**What to produce:** The data below should be restated word for word, with every picture omitted.

— Begin Input —

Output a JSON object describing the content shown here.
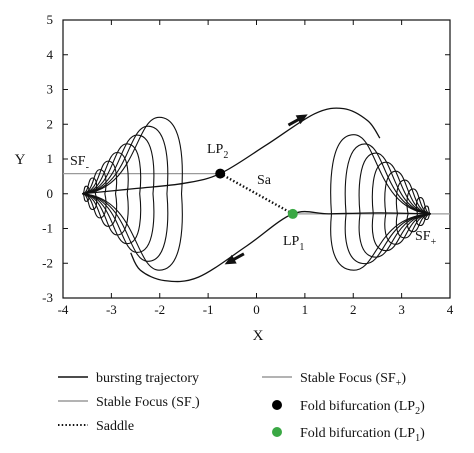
{
  "chart_data": {
    "type": "line",
    "xlabel": "X",
    "ylabel": "Y",
    "xlim": [
      -4,
      4
    ],
    "ylim": [
      -3,
      5
    ],
    "xticks": [
      -4,
      -3,
      -2,
      -1,
      0,
      1,
      2,
      3,
      4
    ],
    "yticks": [
      -3,
      -2,
      -1,
      0,
      1,
      2,
      3,
      4,
      5
    ],
    "grid": false,
    "legend_position": "bottom",
    "stable_focus_minus": {
      "y": 0.58,
      "x_from": -4,
      "x_to": -0.75,
      "color": "#9a9a9a"
    },
    "stable_focus_plus": {
      "y": -0.58,
      "x_from": 0.75,
      "x_to": 4,
      "color": "#9a9a9a"
    },
    "fold_lp2": {
      "x": -0.75,
      "y": 0.58,
      "color": "#000000"
    },
    "fold_lp1": {
      "x": 0.75,
      "y": -0.58,
      "color": "#3aa844"
    },
    "saddle": {
      "from": [
        -0.75,
        0.58
      ],
      "to": [
        0.75,
        -0.58
      ]
    },
    "spiral_left": {
      "center": [
        -3.6,
        0.0
      ],
      "outer_right_x": -1.55,
      "outer_top_y": 2.2,
      "outer_bottom_y": -2.2,
      "loops": 9
    },
    "spiral_right": {
      "center": [
        3.6,
        -0.58
      ],
      "outer_left_x": 1.55,
      "outer_top_y": 1.7,
      "outer_bottom_y": -2.2,
      "loops": 9
    },
    "upper_transition": [
      [
        -3.6,
        0.0
      ],
      [
        -2.5,
        0.15
      ],
      [
        -1.5,
        0.3
      ],
      [
        -0.75,
        0.58
      ],
      [
        0.2,
        1.4
      ],
      [
        1.2,
        2.3
      ],
      [
        1.8,
        2.45
      ],
      [
        2.3,
        2.1
      ],
      [
        2.55,
        1.6
      ]
    ],
    "lower_transition": [
      [
        3.6,
        -0.58
      ],
      [
        2.5,
        -0.55
      ],
      [
        1.5,
        -0.58
      ],
      [
        0.75,
        -0.58
      ],
      [
        -0.2,
        -1.5
      ],
      [
        -1.2,
        -2.4
      ],
      [
        -1.9,
        -2.5
      ],
      [
        -2.4,
        -2.2
      ],
      [
        -2.6,
        -1.7
      ]
    ],
    "arrow_upper": {
      "at": [
        0.95,
        2.2
      ],
      "dir": [
        1,
        0.55
      ]
    },
    "arrow_lower": {
      "at": [
        -0.55,
        -1.95
      ],
      "dir": [
        -1,
        -0.55
      ]
    },
    "annotations": {
      "sf_minus": "SF",
      "sf_minus_sub": "-",
      "sf_plus": "SF",
      "sf_plus_sub": "+",
      "lp2": "LP",
      "lp2_sub": "2",
      "lp1": "LP",
      "lp1_sub": "1",
      "sa": "Sa"
    },
    "legend": [
      {
        "name": "bursting trajectory",
        "style": "solid-dark"
      },
      {
        "name": "Stable Focus (SF",
        "sub": "-",
        "tail": ")",
        "style": "solid-gray"
      },
      {
        "name": "Saddle",
        "style": "dotted"
      },
      {
        "name": "Stable Focus (SF",
        "sub": "+",
        "tail": ")",
        "style": "solid-gray"
      },
      {
        "name": "Fold bifurcation (LP",
        "sub": "2",
        "tail": ")",
        "style": "dot-black"
      },
      {
        "name": "Fold bifurcation (LP",
        "sub": "1",
        "tail": ")",
        "style": "dot-green"
      }
    ]
  }
}
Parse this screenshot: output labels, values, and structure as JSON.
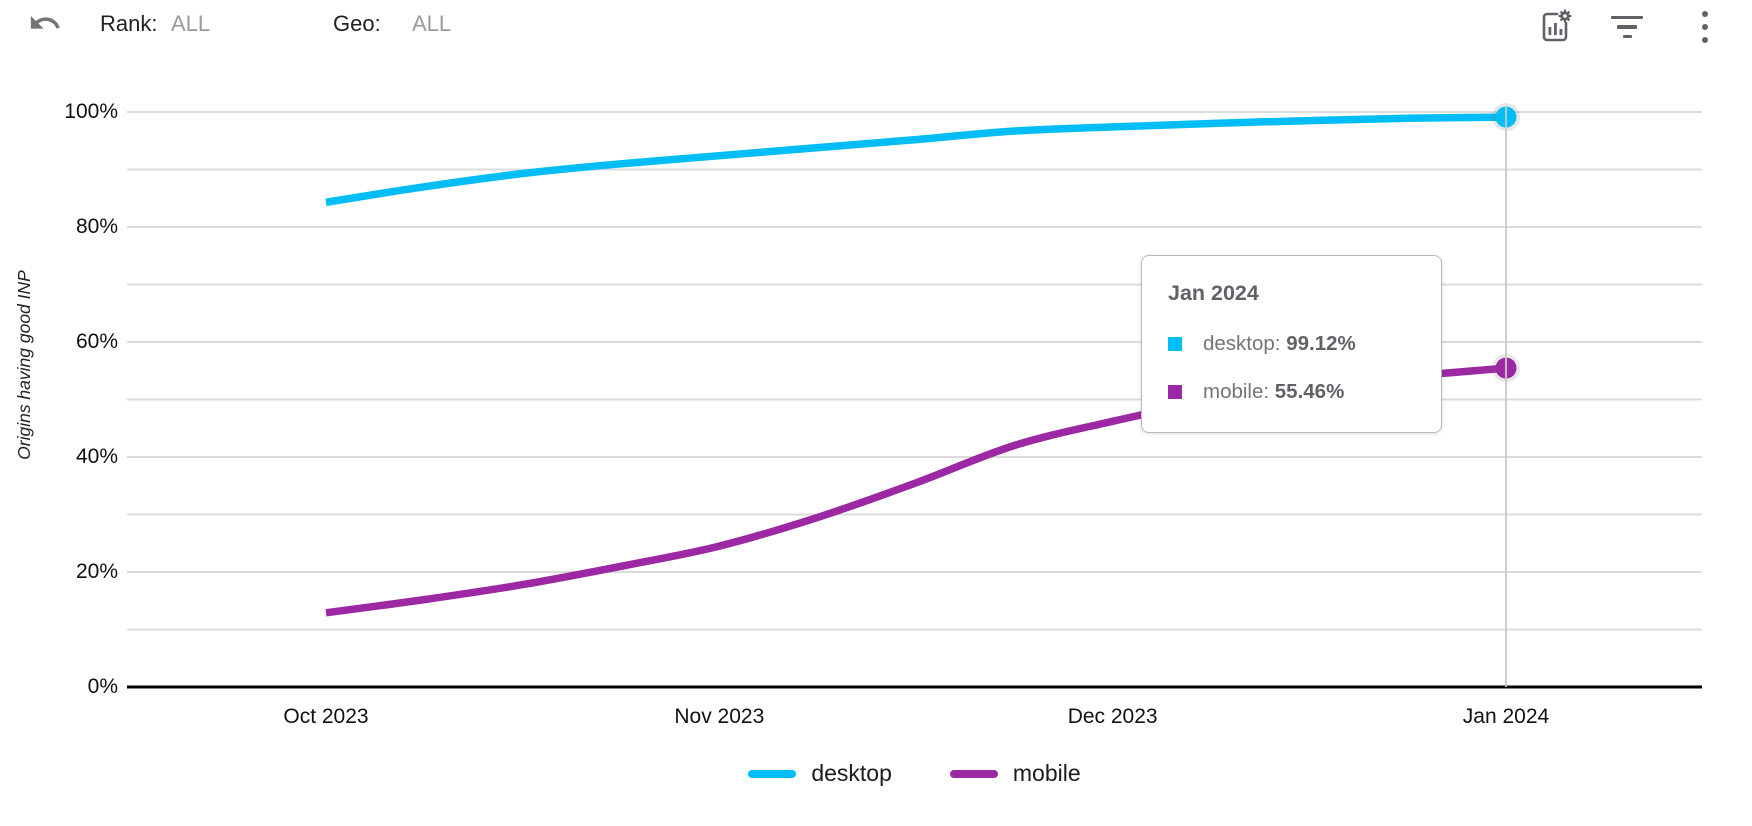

— End Input —

**Response for this exercise:**
Output a JSON object describing the content shown here.
{
  "chart_data": {
    "type": "line",
    "xlabel": "X",
    "ylabel": "Y",
    "xlim": [
      -4,
      4
    ],
    "ylim": [
      -3,
      5
    ],
    "xticks": [
      -4,
      -3,
      -2,
      -1,
      0,
      1,
      2,
      3,
      4
    ],
    "yticks": [
      -3,
      -2,
      -1,
      0,
      1,
      2,
      3,
      4,
      5
    ],
    "grid": false,
    "legend_position": "bottom",
    "stable_focus_minus": {
      "y": 0.58,
      "x_from": -4,
      "x_to": -0.75,
      "color": "#9a9a9a"
    },
    "stable_focus_plus": {
      "y": -0.58,
      "x_from": 0.75,
      "x_to": 4,
      "color": "#9a9a9a"
    },
    "fold_lp2": {
      "x": -0.75,
      "y": 0.58,
      "color": "#000000"
    },
    "fold_lp1": {
      "x": 0.75,
      "y": -0.58,
      "color": "#3aa844"
    },
    "saddle": {
      "from": [
        -0.75,
        0.58
      ],
      "to": [
        0.75,
        -0.58
      ]
    },
    "spiral_left": {
      "center": [
        -3.6,
        0.0
      ],
      "outer_right_x": -1.55,
      "outer_top_y": 2.2,
      "outer_bottom_y": -2.2,
      "loops": 9
    },
    "spiral_right": {
      "center": [
        3.6,
        -0.58
      ],
      "outer_left_x": 1.55,
      "outer_top_y": 1.7,
      "outer_bottom_y": -2.2,
      "loops": 9
    },
    "upper_transition": [
      [
        -3.6,
        0.0
      ],
      [
        -2.5,
        0.15
      ],
      [
        -1.5,
        0.3
      ],
      [
        -0.75,
        0.58
      ],
      [
        0.2,
        1.4
      ],
      [
        1.2,
        2.3
      ],
      [
        1.8,
        2.45
      ],
      [
        2.3,
        2.1
      ],
      [
        2.55,
        1.6
      ]
    ],
    "lower_transition": [
      [
        3.6,
        -0.58
      ],
      [
        2.5,
        -0.55
      ],
      [
        1.5,
        -0.58
      ],
      [
        0.75,
        -0.58
      ],
      [
        -0.2,
        -1.5
      ],
      [
        -1.2,
        -2.4
      ],
      [
        -1.9,
        -2.5
      ],
      [
        -2.4,
        -2.2
      ],
      [
        -2.6,
        -1.7
      ]
    ],
    "arrow_upper": {
      "at": [
        0.95,
        2.2
      ],
      "dir": [
        1,
        0.55
      ]
    },
    "arrow_lower": {
      "at": [
        -0.55,
        -1.95
      ],
      "dir": [
        -1,
        -0.55
      ]
    },
    "annotations": {
      "sf_minus": "SF",
      "sf_minus_sub": "-",
      "sf_plus": "SF",
      "sf_plus_sub": "+",
      "lp2": "LP",
      "lp2_sub": "2",
      "lp1": "LP",
      "lp1_sub": "1",
      "sa": "Sa"
    },
    "legend": [
      {
        "name": "bursting trajectory",
        "style": "solid-dark"
      },
      {
        "name": "Stable Focus (SF",
        "sub": "-",
        "tail": ")",
        "style": "solid-gray"
      },
      {
        "name": "Saddle",
        "style": "dotted"
      },
      {
        "name": "Stable Focus (SF",
        "sub": "+",
        "tail": ")",
        "style": "solid-gray"
      },
      {
        "name": "Fold bifurcation (LP",
        "sub": "2",
        "tail": ")",
        "style": "dot-black"
      },
      {
        "name": "Fold bifurcation (LP",
        "sub": "1",
        "tail": ")",
        "style": "dot-green"
      }
    ]
  }
}
Parse this screenshot: output labels, values, and structure as JSON.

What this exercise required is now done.